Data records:

>>>

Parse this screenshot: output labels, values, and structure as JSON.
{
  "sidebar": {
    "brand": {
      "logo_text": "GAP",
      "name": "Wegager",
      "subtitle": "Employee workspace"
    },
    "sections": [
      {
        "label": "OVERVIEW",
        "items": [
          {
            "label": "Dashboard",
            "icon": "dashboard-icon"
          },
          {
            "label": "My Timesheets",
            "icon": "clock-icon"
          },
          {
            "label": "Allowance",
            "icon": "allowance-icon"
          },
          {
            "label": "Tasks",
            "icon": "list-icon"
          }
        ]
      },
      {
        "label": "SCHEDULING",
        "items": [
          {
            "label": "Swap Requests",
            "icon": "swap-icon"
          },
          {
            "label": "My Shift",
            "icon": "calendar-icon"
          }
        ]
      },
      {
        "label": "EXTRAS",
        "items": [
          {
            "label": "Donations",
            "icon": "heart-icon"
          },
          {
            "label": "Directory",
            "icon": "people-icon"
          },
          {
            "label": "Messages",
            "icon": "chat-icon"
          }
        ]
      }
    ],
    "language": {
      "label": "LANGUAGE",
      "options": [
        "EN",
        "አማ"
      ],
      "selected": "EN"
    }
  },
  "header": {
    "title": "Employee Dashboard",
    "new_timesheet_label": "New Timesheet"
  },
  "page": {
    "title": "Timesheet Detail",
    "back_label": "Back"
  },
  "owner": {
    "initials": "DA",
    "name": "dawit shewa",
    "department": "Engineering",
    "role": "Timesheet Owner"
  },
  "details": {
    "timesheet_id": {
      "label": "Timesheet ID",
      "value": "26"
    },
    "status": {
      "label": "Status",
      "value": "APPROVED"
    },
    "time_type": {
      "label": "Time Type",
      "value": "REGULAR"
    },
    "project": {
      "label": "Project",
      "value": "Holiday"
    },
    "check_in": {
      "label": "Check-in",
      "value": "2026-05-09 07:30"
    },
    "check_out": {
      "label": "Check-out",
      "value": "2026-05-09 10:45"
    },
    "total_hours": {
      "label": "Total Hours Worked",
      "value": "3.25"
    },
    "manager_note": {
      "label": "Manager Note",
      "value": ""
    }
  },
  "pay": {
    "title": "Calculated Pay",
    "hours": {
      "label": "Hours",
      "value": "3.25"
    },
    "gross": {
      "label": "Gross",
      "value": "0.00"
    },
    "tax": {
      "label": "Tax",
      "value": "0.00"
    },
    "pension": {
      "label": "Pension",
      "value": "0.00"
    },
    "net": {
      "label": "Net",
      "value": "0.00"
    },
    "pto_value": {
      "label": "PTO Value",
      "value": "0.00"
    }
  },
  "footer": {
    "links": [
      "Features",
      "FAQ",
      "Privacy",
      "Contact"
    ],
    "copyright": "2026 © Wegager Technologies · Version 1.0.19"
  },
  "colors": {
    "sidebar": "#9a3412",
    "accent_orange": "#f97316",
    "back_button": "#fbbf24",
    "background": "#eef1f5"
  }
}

<<<

Task requirements: Select and copy each line from the data that includes the word "Employee".

Exercise output:
      "subtitle": "Employee workspace"
    "title": "Employee Dashboard",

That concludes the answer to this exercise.